# Written exercise:
Below is a listing; reproduce each line of it exactly.

# Input rows:
----------------
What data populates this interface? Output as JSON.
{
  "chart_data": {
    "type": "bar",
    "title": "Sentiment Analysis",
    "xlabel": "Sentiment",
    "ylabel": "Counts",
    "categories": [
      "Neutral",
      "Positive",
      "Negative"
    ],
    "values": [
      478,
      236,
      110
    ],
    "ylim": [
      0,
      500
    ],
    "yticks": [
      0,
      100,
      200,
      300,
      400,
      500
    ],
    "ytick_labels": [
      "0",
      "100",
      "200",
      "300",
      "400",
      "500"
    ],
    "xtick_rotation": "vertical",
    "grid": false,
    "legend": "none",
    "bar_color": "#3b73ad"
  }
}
----------------
# Worked solution:
What data populates this interface? Output as JSON.
{
  "chart_data": {
    "type": "bar",
    "title": "Sentiment Analysis",
    "xlabel": "Sentiment",
    "ylabel": "Counts",
    "categories": [
      "Neutral",
      "Positive",
      "Negative"
    ],
    "values": [
      478,
      236,
      110
    ],
    "ylim": [
      0,
      500
    ],
    "yticks": [
      0,
      100,
      200,
      300,
      400,
      500
    ],
    "ytick_labels": [
      "0",
      "100",
      "200",
      "300",
      "400",
      "500"
    ],
    "xtick_rotation": "vertical",
    "grid": false,
    "legend": "none",
    "bar_color": "#3b73ad"
  }
}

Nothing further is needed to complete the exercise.